**GOAL OF THE EXERCISE**
Read the lines below. Copy out any that hold the string "time".

**MATERIAL**

::::

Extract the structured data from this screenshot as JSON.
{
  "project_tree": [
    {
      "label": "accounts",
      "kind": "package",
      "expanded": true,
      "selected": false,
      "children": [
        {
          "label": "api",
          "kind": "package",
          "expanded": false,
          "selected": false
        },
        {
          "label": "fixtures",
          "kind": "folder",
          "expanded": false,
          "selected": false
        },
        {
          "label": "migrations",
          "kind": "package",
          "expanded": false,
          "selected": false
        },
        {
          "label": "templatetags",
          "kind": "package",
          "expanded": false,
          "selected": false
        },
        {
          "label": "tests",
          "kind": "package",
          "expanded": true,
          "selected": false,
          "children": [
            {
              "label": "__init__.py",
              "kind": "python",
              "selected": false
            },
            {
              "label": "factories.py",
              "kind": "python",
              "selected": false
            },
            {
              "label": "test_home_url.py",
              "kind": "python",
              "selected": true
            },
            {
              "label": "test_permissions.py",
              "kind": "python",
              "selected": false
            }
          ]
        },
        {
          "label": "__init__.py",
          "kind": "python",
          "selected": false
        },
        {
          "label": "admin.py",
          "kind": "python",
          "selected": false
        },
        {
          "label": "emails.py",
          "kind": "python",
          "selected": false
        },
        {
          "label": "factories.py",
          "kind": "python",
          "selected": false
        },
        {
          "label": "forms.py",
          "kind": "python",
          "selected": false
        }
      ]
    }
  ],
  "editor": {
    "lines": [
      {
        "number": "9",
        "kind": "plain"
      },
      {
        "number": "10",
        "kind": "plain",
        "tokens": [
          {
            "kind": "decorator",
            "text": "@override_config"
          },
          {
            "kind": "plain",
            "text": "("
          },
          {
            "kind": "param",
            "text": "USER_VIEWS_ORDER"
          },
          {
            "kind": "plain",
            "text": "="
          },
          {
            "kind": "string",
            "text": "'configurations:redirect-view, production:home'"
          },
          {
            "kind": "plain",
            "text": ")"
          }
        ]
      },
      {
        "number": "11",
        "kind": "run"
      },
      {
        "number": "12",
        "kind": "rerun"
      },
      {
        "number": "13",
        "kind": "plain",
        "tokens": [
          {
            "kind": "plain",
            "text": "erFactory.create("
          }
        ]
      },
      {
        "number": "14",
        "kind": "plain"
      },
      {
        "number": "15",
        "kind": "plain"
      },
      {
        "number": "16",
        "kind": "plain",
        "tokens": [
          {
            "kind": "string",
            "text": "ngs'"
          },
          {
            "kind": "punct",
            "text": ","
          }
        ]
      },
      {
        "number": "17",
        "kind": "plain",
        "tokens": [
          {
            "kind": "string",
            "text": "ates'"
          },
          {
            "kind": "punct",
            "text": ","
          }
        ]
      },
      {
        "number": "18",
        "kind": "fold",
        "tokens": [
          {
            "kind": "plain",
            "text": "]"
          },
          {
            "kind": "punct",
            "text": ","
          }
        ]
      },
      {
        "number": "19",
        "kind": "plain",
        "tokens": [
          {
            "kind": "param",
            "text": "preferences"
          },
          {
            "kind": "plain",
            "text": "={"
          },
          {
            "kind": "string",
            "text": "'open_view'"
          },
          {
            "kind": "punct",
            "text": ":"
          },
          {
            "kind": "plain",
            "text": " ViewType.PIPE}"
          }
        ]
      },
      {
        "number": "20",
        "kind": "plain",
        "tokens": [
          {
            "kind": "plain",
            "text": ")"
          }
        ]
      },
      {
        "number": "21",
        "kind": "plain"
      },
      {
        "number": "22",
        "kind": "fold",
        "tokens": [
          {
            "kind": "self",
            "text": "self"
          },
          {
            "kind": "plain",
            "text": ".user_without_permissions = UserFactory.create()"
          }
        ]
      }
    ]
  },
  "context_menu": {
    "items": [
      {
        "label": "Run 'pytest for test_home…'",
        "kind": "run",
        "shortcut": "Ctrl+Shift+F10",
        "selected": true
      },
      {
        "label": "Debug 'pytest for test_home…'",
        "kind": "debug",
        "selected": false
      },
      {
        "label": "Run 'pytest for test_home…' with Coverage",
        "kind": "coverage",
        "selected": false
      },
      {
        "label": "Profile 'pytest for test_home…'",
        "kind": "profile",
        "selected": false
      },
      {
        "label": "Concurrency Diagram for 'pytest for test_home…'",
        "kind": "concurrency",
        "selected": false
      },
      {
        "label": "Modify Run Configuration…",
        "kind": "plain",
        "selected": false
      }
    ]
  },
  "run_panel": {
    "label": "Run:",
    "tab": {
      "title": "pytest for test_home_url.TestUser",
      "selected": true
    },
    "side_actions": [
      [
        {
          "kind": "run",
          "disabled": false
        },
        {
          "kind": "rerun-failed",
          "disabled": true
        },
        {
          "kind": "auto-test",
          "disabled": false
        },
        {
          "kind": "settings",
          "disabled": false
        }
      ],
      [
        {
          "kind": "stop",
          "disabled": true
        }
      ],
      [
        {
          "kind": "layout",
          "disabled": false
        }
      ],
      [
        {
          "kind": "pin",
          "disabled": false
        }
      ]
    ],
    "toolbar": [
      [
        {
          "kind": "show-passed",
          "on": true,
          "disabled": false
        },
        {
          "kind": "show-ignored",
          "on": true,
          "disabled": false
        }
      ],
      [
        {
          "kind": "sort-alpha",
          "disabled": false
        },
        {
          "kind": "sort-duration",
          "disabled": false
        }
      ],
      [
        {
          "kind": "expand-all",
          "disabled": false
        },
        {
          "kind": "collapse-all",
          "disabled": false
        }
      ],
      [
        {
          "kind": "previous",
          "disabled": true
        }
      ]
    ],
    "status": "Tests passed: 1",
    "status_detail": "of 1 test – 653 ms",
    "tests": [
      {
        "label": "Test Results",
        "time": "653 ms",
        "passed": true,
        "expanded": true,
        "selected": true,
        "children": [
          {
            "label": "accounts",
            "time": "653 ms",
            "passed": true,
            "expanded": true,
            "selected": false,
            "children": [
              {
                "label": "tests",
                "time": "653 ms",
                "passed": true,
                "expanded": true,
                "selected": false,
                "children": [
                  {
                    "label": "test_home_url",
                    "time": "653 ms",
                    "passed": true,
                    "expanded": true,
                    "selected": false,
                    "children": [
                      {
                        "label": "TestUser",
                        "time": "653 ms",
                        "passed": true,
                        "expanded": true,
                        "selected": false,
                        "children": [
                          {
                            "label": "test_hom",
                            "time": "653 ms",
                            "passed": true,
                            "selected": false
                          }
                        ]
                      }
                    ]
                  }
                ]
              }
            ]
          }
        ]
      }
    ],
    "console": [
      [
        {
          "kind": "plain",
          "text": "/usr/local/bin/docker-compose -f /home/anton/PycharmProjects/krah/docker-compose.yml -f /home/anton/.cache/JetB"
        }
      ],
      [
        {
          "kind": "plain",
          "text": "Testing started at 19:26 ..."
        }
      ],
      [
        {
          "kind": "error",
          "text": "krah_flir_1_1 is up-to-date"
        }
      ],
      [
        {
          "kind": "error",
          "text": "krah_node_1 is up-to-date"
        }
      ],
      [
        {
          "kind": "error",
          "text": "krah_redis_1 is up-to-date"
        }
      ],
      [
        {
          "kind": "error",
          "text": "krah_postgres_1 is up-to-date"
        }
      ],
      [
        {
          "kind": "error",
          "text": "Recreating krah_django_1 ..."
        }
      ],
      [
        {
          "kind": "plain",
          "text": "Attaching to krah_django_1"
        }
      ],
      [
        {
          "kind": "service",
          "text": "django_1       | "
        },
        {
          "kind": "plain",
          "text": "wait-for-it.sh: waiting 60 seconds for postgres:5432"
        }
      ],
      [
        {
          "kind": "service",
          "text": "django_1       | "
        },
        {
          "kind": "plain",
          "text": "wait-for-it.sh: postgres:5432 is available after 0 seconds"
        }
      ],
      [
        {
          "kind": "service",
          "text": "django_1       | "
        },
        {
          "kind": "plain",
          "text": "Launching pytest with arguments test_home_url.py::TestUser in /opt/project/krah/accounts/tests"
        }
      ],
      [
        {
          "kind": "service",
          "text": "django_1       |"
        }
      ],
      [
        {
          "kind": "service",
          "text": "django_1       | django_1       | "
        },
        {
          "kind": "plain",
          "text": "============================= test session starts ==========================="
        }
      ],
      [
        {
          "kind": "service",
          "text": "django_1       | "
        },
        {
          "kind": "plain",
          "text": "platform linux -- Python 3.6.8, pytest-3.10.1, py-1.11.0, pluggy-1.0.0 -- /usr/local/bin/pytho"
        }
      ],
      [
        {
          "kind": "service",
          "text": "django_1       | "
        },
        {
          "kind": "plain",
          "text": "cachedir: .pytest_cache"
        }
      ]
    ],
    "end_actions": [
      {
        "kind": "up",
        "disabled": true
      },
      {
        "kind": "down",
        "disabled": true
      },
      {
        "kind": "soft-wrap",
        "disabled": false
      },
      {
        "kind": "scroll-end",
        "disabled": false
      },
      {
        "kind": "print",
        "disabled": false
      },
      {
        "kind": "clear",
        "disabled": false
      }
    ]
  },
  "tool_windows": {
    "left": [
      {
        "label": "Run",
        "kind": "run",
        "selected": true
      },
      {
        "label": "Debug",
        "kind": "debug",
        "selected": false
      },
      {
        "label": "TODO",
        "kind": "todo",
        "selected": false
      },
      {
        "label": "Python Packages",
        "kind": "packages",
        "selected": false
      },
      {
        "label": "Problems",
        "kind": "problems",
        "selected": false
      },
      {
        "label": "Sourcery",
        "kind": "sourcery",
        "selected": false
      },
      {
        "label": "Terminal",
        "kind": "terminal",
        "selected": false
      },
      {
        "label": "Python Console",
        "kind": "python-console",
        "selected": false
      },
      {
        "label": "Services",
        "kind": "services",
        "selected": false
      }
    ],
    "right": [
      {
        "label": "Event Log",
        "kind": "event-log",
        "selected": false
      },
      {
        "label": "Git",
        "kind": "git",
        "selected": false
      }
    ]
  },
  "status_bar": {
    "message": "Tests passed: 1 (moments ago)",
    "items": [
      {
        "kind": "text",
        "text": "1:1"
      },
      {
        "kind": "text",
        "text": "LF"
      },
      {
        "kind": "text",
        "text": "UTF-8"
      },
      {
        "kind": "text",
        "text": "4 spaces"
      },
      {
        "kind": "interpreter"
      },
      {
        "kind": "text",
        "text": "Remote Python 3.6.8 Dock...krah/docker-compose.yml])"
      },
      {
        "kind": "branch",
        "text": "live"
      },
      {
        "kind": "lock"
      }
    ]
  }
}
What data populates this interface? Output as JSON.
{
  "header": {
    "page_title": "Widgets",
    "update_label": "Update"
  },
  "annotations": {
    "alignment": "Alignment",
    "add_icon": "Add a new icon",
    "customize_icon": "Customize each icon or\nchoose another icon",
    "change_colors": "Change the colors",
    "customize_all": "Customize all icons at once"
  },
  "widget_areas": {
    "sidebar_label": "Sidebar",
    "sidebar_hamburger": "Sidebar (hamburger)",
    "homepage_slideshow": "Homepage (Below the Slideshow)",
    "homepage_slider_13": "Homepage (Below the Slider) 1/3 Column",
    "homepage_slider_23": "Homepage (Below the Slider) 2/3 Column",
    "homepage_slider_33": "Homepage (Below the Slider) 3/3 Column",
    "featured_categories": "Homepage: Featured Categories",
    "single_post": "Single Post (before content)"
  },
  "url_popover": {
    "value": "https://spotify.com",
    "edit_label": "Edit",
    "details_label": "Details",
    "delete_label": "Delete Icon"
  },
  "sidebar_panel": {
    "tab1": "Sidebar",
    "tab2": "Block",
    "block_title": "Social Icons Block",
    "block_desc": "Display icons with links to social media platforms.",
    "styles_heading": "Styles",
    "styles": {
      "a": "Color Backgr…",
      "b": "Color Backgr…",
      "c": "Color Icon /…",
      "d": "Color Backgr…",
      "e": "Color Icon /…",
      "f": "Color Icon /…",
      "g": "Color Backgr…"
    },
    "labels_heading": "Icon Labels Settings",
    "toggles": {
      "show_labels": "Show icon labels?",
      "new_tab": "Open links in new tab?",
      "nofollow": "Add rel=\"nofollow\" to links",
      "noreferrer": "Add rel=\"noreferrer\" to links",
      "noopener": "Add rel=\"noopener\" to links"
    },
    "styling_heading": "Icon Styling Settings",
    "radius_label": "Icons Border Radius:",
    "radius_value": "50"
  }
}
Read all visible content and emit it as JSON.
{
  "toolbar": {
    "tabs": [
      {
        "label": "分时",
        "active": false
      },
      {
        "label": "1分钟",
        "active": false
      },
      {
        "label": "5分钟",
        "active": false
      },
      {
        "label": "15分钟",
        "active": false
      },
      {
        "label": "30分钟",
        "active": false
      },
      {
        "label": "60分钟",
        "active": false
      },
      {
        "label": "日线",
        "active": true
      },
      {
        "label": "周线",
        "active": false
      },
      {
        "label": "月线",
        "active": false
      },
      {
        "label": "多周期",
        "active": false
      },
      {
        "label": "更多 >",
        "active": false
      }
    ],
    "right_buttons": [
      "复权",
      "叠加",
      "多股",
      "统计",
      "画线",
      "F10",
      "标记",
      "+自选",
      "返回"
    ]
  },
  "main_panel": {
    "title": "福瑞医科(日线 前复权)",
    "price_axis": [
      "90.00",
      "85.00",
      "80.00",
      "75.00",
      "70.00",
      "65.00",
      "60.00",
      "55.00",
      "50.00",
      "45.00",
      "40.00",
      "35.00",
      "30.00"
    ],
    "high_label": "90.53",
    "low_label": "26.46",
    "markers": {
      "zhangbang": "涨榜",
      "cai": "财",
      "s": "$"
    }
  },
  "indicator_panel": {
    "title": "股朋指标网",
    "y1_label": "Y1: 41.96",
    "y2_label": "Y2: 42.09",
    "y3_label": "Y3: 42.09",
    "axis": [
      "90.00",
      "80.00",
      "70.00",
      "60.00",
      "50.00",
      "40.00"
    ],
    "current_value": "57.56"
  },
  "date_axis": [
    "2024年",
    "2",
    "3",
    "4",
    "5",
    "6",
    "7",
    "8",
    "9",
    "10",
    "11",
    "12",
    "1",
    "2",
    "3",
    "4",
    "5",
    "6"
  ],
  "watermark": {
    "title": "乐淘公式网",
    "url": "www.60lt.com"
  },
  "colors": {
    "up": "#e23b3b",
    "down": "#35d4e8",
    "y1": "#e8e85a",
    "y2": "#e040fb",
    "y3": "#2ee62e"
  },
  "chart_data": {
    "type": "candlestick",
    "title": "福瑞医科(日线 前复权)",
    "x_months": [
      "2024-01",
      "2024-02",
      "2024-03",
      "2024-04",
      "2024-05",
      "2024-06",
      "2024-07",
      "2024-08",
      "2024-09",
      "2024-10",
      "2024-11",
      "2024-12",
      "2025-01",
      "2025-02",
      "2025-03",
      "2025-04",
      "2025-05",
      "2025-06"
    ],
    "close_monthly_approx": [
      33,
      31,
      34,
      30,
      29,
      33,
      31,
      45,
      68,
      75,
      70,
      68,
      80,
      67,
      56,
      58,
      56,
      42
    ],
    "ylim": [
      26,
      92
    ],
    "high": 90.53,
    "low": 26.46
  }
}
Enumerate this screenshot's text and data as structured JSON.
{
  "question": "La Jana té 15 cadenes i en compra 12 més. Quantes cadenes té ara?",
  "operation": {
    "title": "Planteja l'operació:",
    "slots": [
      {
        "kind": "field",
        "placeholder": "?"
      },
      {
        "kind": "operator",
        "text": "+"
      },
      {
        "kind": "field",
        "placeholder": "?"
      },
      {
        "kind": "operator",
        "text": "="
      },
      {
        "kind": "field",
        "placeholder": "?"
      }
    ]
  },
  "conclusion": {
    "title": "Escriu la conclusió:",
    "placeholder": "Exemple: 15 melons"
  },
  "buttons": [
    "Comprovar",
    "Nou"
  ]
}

::::

**THE REPLY**
        "time": "653 ms",
            "time": "653 ms",
                "time": "653 ms",
                    "time": "653 ms",
                        "time": "653 ms",
                            "time": "653 ms",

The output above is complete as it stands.